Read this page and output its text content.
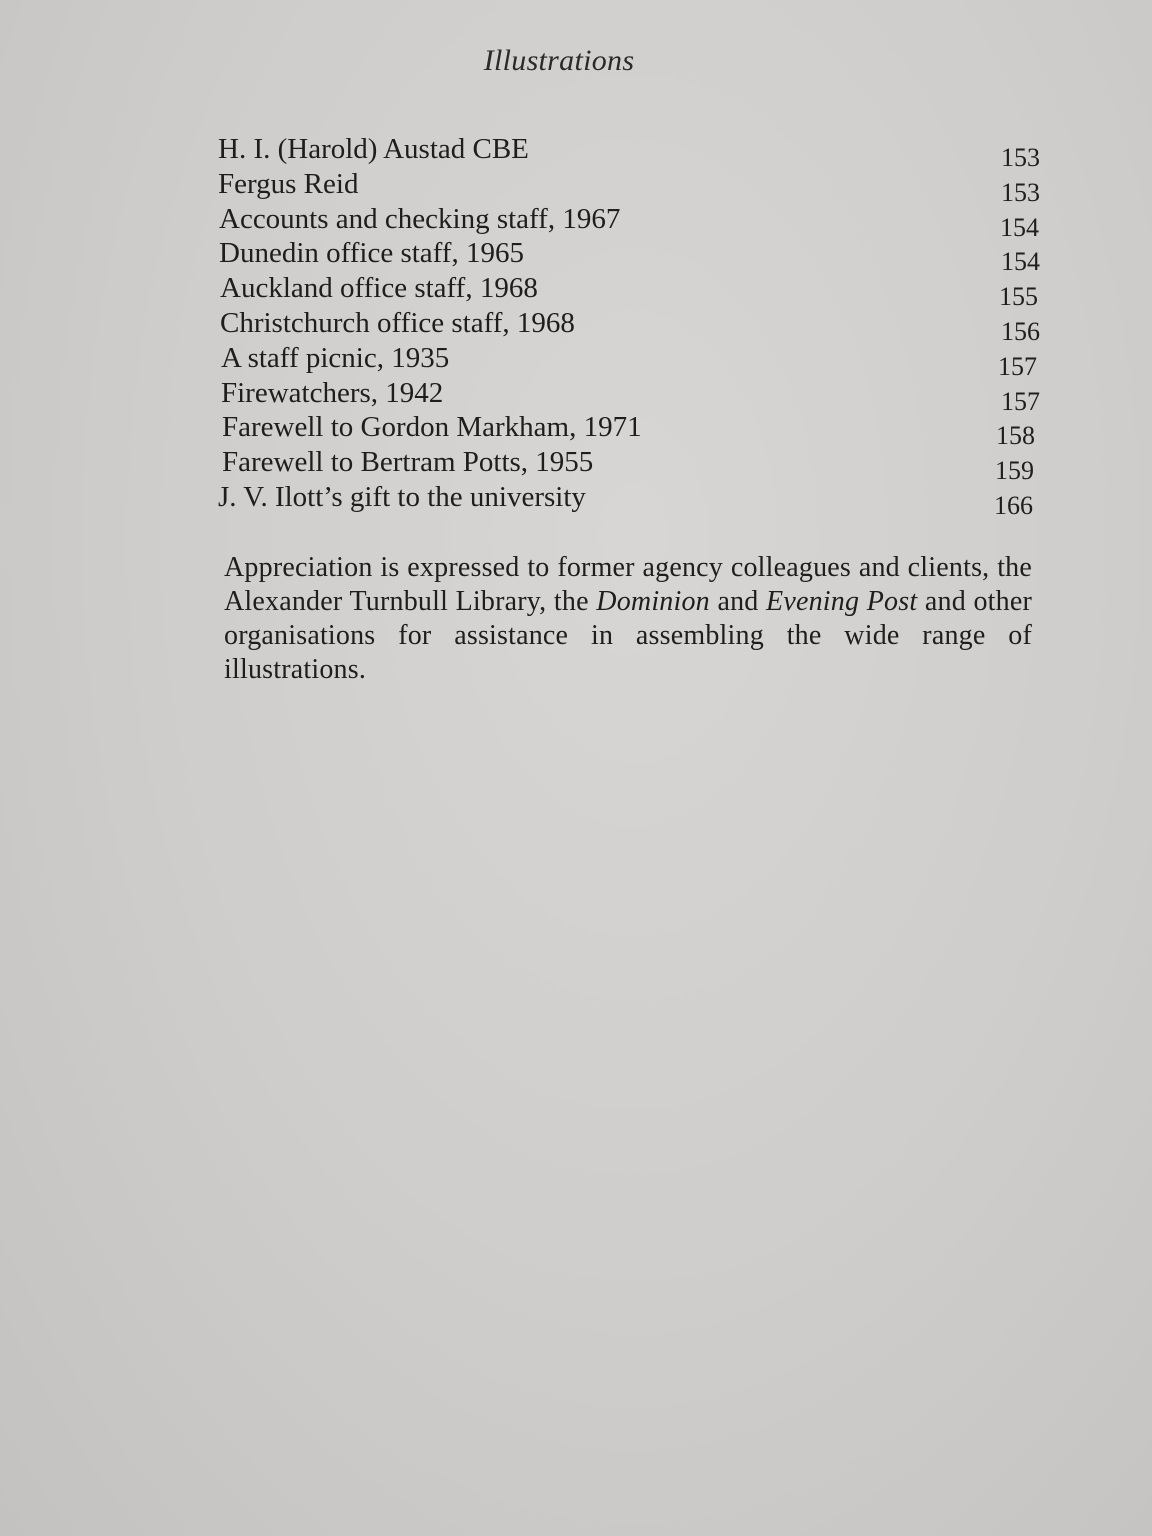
Illustrations
H. I. (Harold) Austad CBE	153
Fergus Reid	153
Accounts and checking staff, 1967	154
Dunedin office staff, 1965	154
Auckland office staff, 1968	155
Christchurch office staff, 1968	156
A staff picnic, 1935	157
Firewatchers, 1942	157
Farewell to Gordon Markham, 1971	158
Farewell to Bertram Potts, 1955	159
J. V. Ilott’s gift to the university	166

Appreciation is expressed to former agency colleagues and clients, the Alexander Turnbull Library, the Dominion and Evening Post and other organisations for assistance in assembling the wide range of illustrations.
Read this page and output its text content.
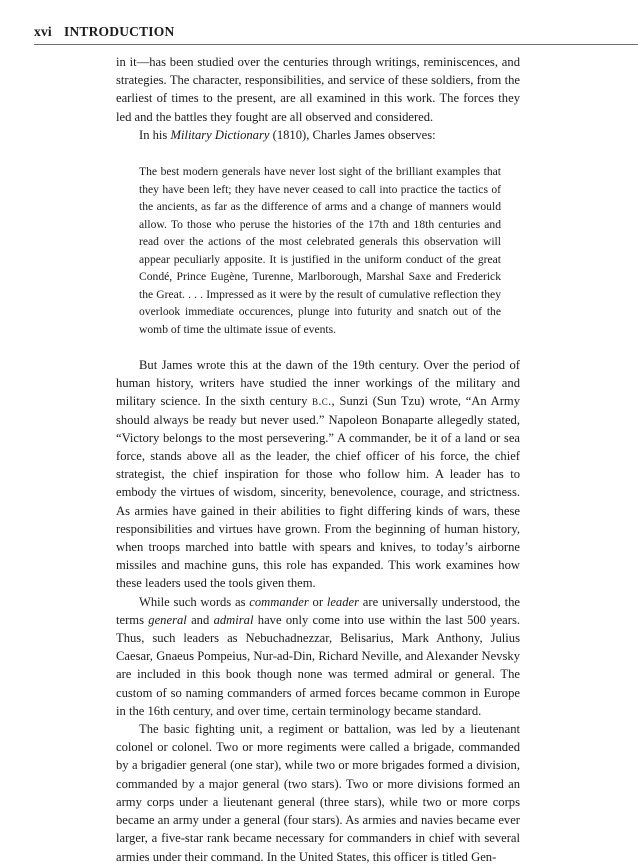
xvi INTRODUCTION

in it—has been studied over the centuries through writings, reminiscences, and strategies. The character, responsibilities, and service of these soldiers, from the earliest of times to the present, are all examined in this work. The forces they led and the battles they fought are all observed and considered.

In his Military Dictionary (1810), Charles James observes:

The best modern generals have never lost sight of the brilliant examples that they have been left; they have never ceased to call into practice the tactics of the ancients, as far as the difference of arms and a change of manners would allow. To those who peruse the histories of the 17th and 18th centuries and read over the actions of the most celebrated generals this observation will appear peculiarly apposite. It is justified in the uniform conduct of the great Condé, Prince Eugène, Turenne, Marlborough, Marshal Saxe and Frederick the Great. . . . Impressed as it were by the result of cumulative reflection they overlook immediate occurences, plunge into futurity and snatch out of the womb of time the ultimate issue of events.

But James wrote this at the dawn of the 19th century. Over the period of human history, writers have studied the inner workings of the military and military science. In the sixth century b.c., Sunzi (Sun Tzu) wrote, “An Army should always be ready but never used.” Napoleon Bonaparte allegedly stated, “Victory belongs to the most persevering.” A commander, be it of a land or sea force, stands above all as the leader, the chief officer of his force, the chief strategist, the chief inspiration for those who follow him. A leader has to embody the virtues of wisdom, sincerity, benevolence, courage, and strictness. As armies have gained in their abilities to fight differing kinds of wars, these responsibilities and virtues have grown. From the beginning of human history, when troops marched into battle with spears and knives, to today’s airborne missiles and machine guns, this role has expanded. This work examines how these leaders used the tools given them.

While such words as commander or leader are universally understood, the terms general and admiral have only come into use within the last 500 years. Thus, such leaders as Nebuchadnezzar, Belisarius, Mark Anthony, Julius Caesar, Gnaeus Pompeius, Nur-ad-Din, Richard Neville, and Alexander Nevsky are included in this book though none was termed admiral or general. The custom of so naming commanders of armed forces became common in Europe in the 16th century, and over time, certain terminology became standard.

The basic fighting unit, a regiment or battalion, was led by a lieutenant colonel or colonel. Two or more regiments were called a brigade, commanded by a brigadier general (one star), while two or more brigades formed a division, commanded by a major general (two stars). Two or more divisions formed an army corps under a lieutenant general (three stars), while two or more corps became an army under a general (four stars). As armies and navies became ever larger, a five-star rank became necessary for commanders in chief with several armies under their command. In the United States, this officer is titled Gen-
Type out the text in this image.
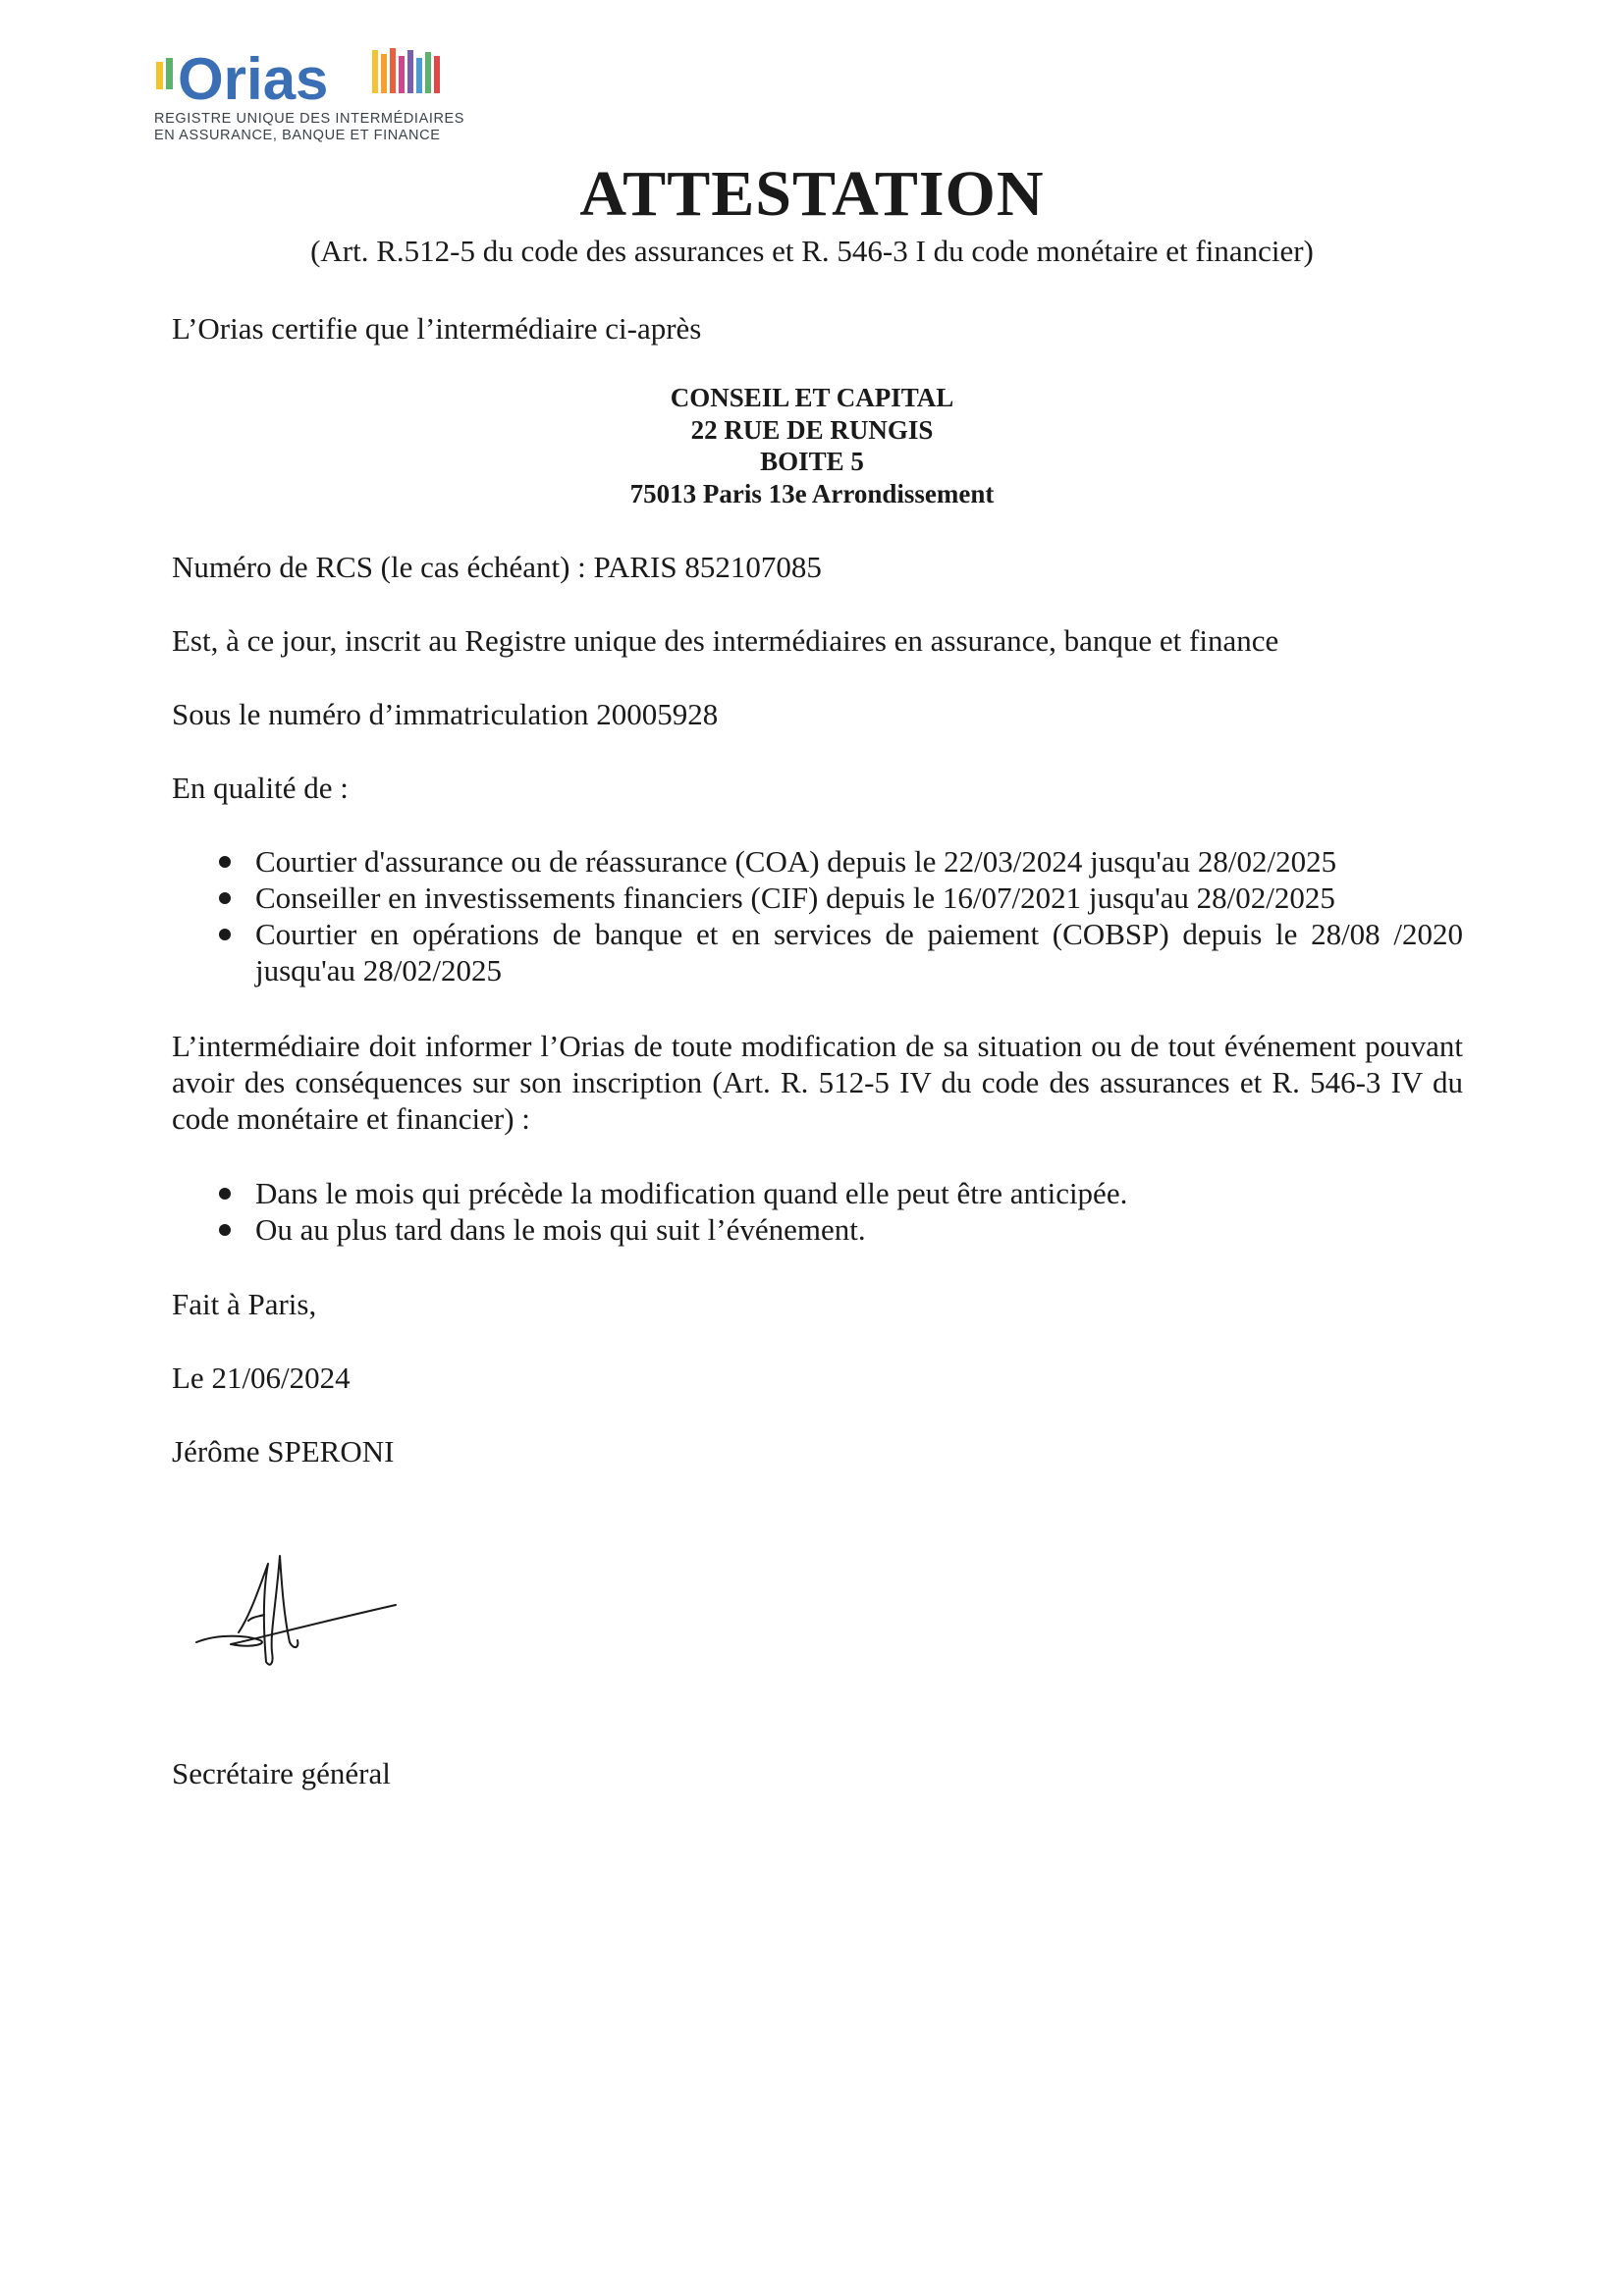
Orias
REGISTRE UNIQUE DES INTERMÉDIAIRES
EN ASSURANCE, BANQUE ET FINANCE
ATTESTATION
(Art. R.512-5 du code des assurances et R. 546-3 I du code monétaire et financier)
L’Orias certifie que l’intermédiaire ci-après
CONSEIL ET CAPITAL
22 RUE DE RUNGIS
BOITE 5
75013 Paris 13e Arrondissement
Numéro de RCS (le cas échéant) : PARIS 852107085
Est, à ce jour, inscrit au Registre unique des intermédiaires en assurance, banque et finance
Sous le numéro d’immatriculation 20005928
En qualité de :
Courtier d'assurance ou de réassurance (COA) depuis le 22/03/2024 jusqu'au 28/02/2025
Conseiller en investissements financiers (CIF) depuis le 16/07/2021 jusqu'au 28/02/2025
Courtier en opérations de banque et en services de paiement (COBSP) depuis le 28/08 /2020 jusqu'au 28/02/2025
L’intermédiaire doit informer l’Orias de toute modification de sa situation ou de tout événement pouvant avoir des conséquences sur son inscription (Art. R. 512-5 IV du code des assurances et R. 546-3 IV du code monétaire et financier) :
Dans le mois qui précède la modification quand elle peut être anticipée.
Ou au plus tard dans le mois qui suit l’événement.
Fait à Paris,
Le 21/06/2024
Jérôme SPERONI
Secrétaire général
══════
Scan the material line by line and report each one that contains "monétaire".

■ REPLY TO THE EXERCISE ■
(Art. R.512-5 du code des assurances et R. 546-3 I du code monétaire et financier)
L’intermédiaire doit informer l’Orias de toute modification de sa situation ou de tout événement pouvant avoir des conséquences sur son inscription (Art. R. 512-5 IV du code des assurances et R. 546-3 IV du code monétaire et financier) :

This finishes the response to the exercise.